## Request
Scan the material for the word "home", and copy each line where it shows up.

## Entries
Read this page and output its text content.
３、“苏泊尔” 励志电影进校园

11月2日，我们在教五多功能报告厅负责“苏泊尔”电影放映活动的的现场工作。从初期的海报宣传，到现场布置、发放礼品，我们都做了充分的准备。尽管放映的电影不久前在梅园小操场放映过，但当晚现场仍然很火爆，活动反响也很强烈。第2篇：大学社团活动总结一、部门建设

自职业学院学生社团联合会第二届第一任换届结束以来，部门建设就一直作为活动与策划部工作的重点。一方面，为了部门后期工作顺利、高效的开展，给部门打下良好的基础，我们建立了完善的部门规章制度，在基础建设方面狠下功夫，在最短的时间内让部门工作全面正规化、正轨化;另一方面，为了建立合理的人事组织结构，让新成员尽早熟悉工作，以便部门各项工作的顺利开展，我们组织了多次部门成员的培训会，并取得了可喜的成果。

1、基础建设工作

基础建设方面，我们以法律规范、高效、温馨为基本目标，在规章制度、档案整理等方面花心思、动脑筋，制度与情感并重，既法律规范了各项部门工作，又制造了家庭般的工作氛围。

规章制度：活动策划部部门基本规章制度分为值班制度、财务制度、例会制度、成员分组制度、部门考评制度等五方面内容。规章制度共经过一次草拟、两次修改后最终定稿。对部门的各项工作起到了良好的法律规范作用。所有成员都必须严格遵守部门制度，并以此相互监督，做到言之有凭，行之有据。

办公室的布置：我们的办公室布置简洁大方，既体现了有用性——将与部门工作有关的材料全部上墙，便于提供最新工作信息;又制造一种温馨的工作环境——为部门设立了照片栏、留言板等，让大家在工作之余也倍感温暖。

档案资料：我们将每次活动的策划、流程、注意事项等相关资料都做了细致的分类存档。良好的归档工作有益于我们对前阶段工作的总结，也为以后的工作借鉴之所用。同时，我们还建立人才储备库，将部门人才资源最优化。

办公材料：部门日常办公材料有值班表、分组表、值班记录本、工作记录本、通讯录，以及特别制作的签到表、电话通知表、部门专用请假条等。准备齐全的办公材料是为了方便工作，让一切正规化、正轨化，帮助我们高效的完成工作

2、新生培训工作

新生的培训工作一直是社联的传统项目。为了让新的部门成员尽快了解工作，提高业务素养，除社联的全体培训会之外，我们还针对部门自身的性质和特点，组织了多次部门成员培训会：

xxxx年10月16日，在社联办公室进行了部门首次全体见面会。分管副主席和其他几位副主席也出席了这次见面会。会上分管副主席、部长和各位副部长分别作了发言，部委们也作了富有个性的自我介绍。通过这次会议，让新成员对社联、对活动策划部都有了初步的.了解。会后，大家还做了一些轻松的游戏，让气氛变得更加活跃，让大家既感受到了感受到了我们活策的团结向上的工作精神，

* * *

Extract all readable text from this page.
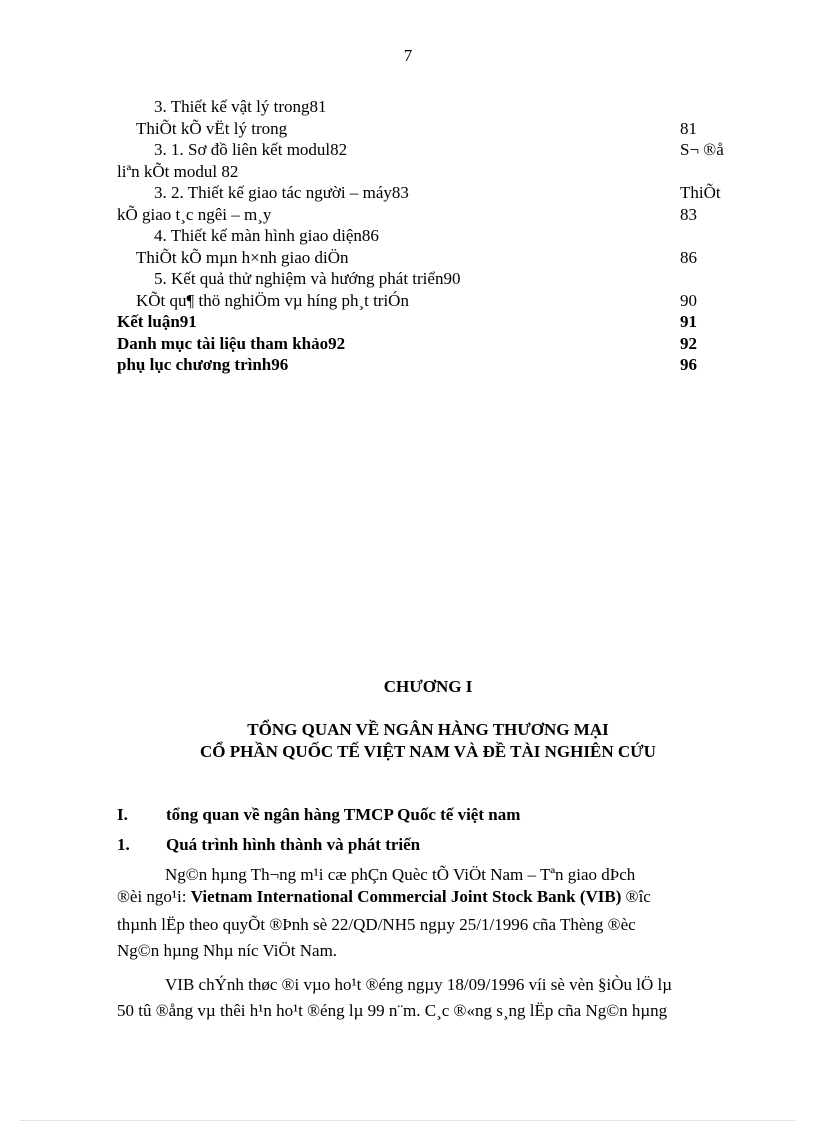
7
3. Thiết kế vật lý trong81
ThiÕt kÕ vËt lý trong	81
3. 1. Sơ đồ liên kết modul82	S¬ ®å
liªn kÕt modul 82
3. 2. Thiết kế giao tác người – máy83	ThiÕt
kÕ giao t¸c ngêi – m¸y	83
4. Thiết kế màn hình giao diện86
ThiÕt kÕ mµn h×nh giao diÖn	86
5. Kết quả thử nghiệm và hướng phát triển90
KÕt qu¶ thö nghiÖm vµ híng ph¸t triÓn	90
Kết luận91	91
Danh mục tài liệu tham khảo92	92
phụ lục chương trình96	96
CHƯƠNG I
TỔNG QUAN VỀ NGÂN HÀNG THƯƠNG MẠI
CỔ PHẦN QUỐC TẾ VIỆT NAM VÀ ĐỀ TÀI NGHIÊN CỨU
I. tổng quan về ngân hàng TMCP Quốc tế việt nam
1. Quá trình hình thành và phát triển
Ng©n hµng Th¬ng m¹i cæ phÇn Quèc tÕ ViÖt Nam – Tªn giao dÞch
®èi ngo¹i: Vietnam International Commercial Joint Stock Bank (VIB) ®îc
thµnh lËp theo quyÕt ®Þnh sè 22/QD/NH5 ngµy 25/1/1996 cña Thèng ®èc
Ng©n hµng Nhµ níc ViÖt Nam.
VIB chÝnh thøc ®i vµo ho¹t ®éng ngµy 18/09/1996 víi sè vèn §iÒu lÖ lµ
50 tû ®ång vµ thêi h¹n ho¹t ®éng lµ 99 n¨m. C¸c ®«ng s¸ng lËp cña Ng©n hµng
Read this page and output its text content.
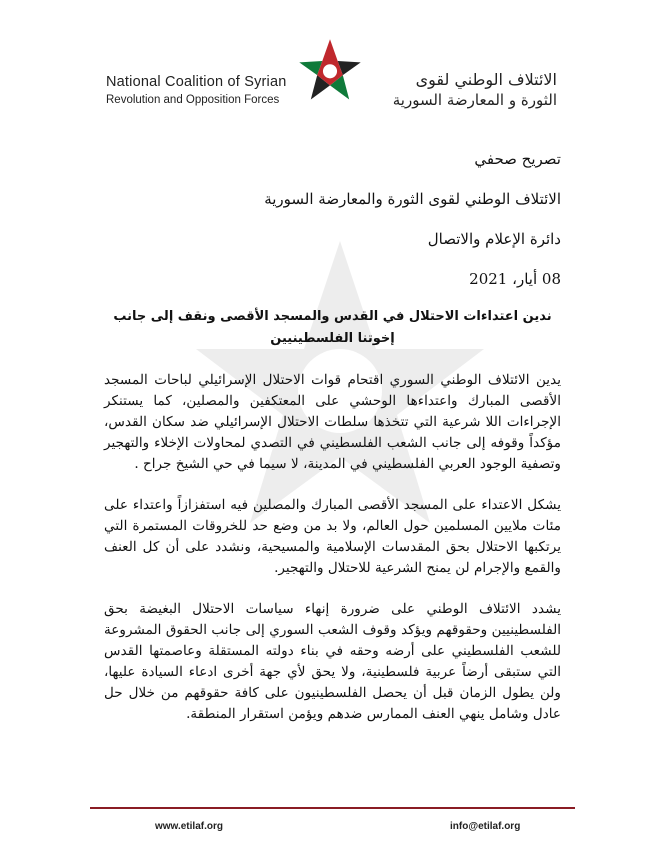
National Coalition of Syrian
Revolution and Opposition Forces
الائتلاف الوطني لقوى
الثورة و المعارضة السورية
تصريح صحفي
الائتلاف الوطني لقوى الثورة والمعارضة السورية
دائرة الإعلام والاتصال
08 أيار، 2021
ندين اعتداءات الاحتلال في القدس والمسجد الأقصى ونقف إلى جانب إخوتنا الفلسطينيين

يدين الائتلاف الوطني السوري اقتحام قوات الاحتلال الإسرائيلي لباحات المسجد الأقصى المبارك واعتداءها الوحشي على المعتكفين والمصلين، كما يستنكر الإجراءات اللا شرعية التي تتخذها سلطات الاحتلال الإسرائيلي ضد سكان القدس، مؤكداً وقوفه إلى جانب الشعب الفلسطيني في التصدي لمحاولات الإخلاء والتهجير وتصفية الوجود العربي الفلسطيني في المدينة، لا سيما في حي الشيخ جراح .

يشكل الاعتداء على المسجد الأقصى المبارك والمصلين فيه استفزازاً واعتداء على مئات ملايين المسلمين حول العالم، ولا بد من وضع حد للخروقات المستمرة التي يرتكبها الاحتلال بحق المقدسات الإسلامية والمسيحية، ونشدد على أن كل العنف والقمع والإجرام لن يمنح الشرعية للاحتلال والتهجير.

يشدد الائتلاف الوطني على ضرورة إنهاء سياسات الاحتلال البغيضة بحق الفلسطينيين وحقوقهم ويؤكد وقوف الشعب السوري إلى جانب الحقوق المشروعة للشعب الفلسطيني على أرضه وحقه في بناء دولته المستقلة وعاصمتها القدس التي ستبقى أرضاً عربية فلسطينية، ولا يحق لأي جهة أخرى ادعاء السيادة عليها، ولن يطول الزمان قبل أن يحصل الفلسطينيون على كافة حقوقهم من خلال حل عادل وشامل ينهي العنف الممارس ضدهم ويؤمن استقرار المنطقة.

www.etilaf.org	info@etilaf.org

--

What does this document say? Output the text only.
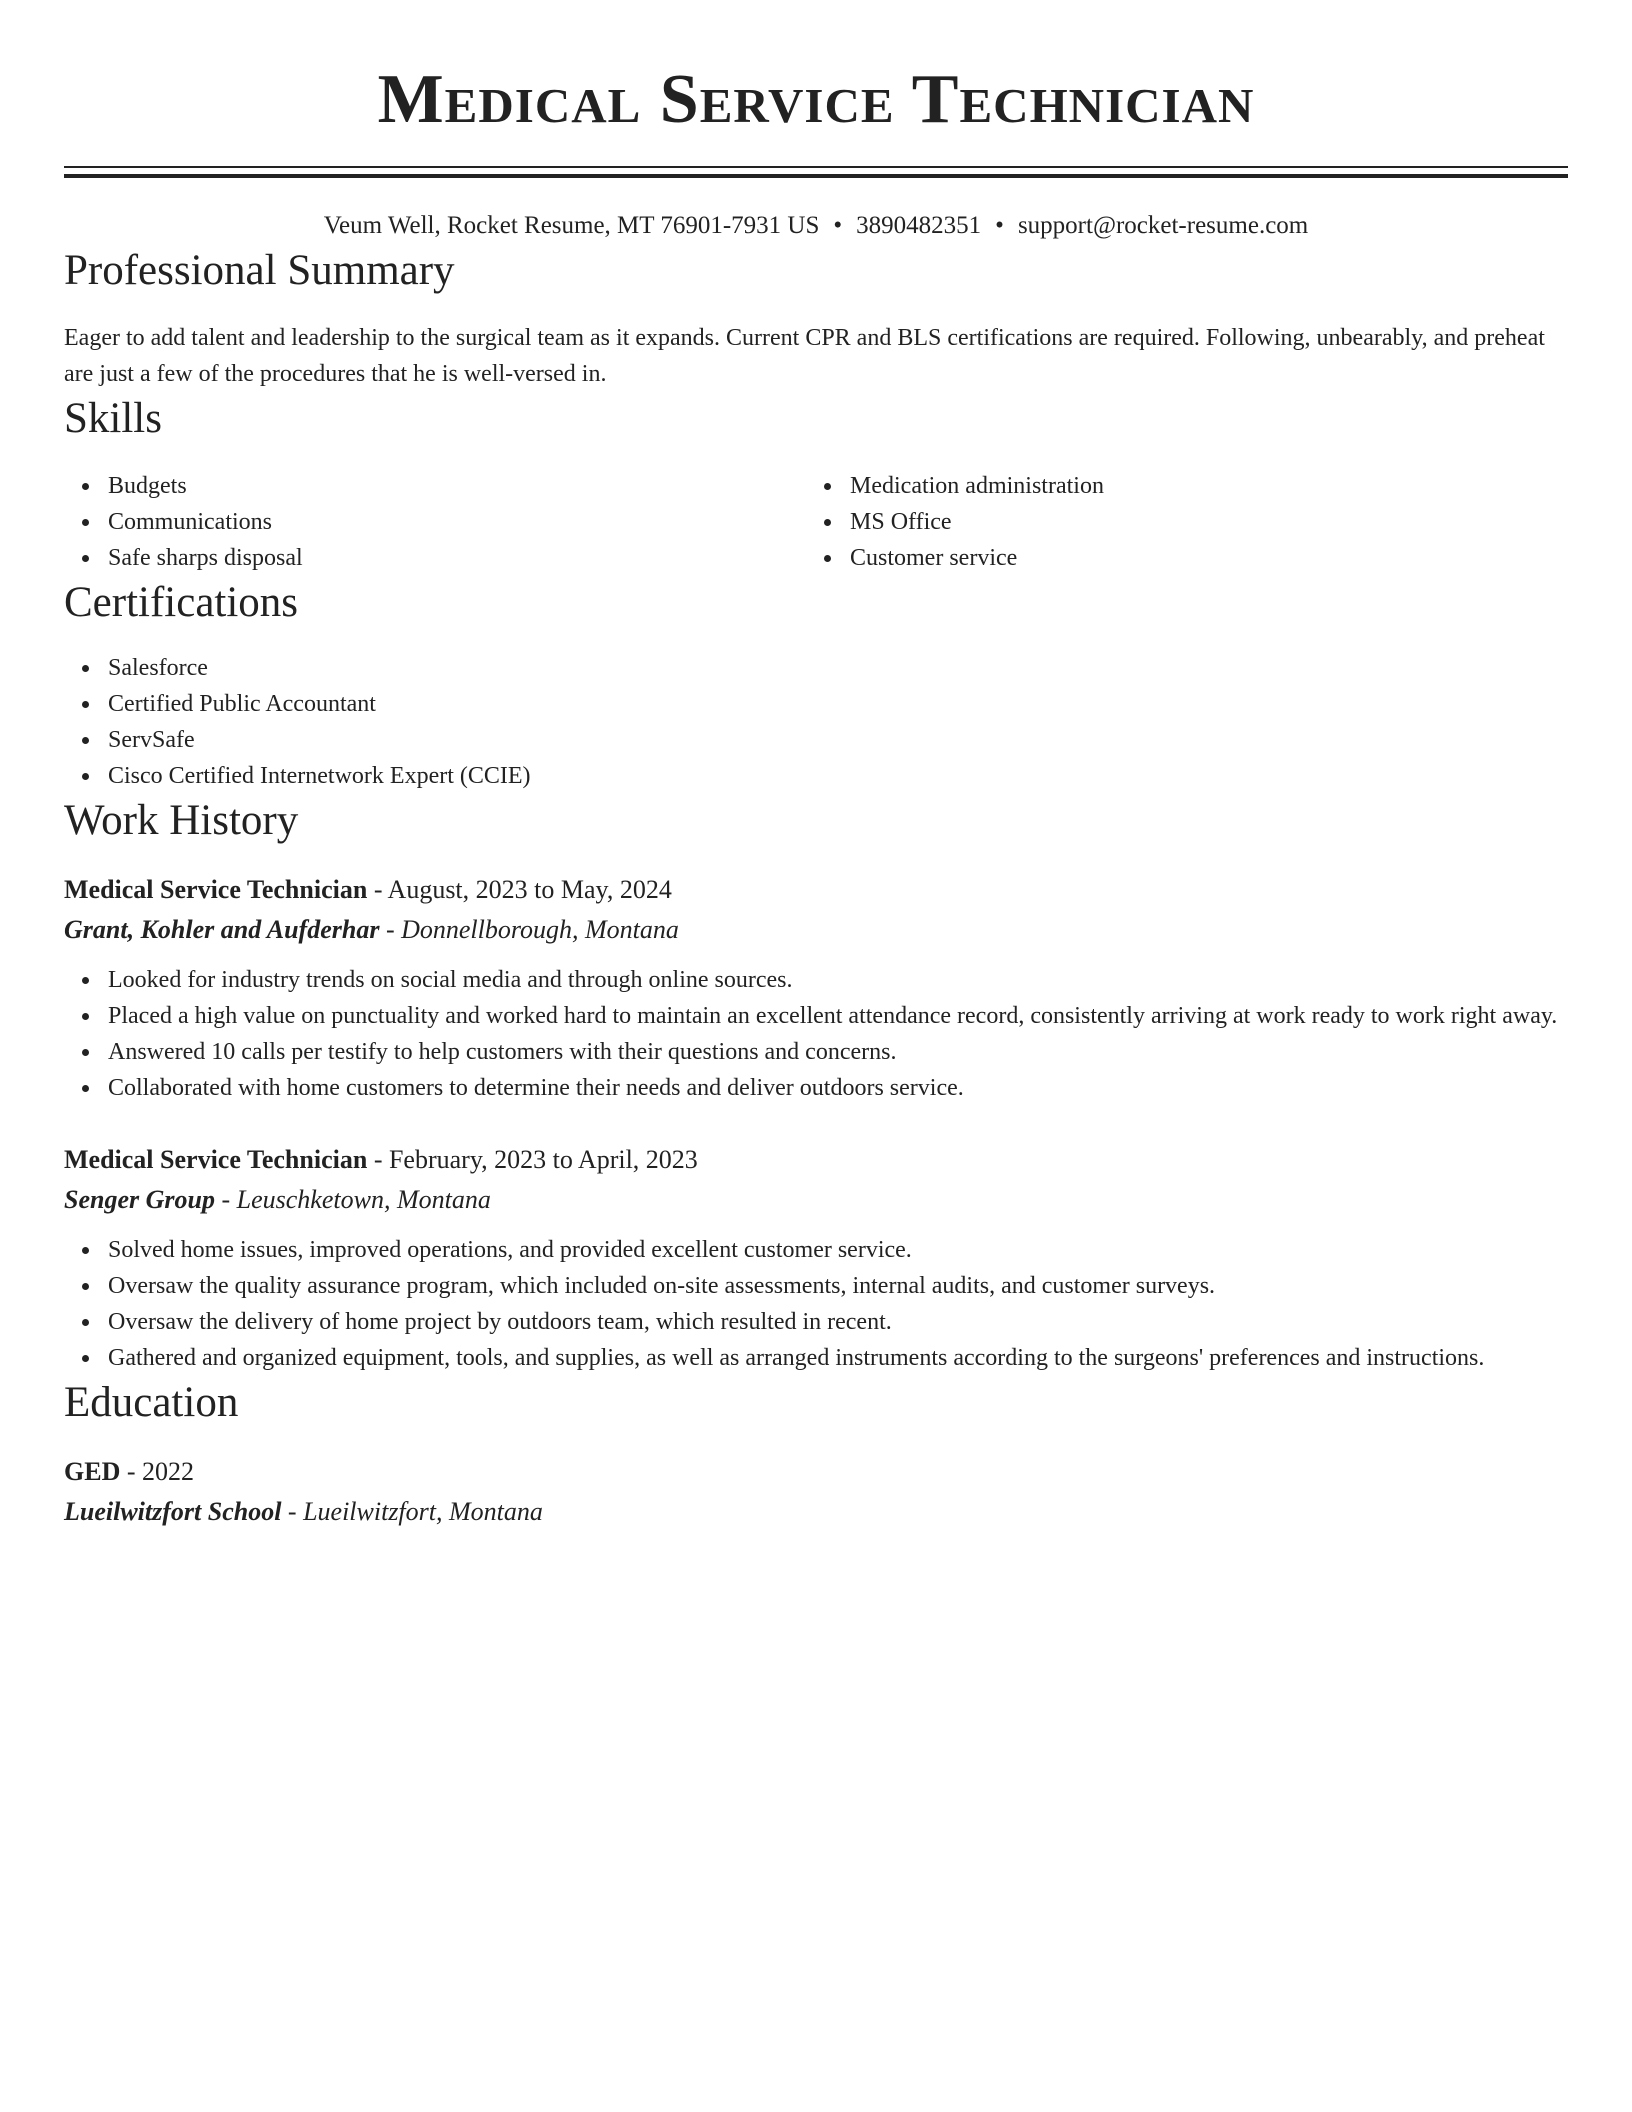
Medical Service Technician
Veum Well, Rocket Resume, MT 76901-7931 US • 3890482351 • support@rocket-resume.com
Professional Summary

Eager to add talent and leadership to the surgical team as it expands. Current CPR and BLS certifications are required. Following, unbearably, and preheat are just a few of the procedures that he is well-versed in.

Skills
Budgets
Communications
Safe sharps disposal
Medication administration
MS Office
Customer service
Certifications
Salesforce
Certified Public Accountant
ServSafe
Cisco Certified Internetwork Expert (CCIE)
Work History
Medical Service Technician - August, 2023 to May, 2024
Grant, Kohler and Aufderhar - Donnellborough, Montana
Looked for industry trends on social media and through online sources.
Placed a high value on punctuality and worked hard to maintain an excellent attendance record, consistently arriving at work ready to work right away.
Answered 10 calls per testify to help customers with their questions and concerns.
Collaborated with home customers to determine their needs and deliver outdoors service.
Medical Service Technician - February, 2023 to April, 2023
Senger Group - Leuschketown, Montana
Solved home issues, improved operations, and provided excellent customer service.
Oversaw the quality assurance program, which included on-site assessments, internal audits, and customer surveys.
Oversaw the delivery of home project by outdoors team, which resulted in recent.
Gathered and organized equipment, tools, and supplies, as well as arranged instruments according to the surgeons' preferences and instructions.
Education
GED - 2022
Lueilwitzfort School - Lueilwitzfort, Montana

## Answer to this problem
Collaborated with home customers to determine their needs and deliver outdoors service.
Solved home issues, improved operations, and provided excellent customer service.
Oversaw the delivery of home project by outdoors team, which resulted in recent.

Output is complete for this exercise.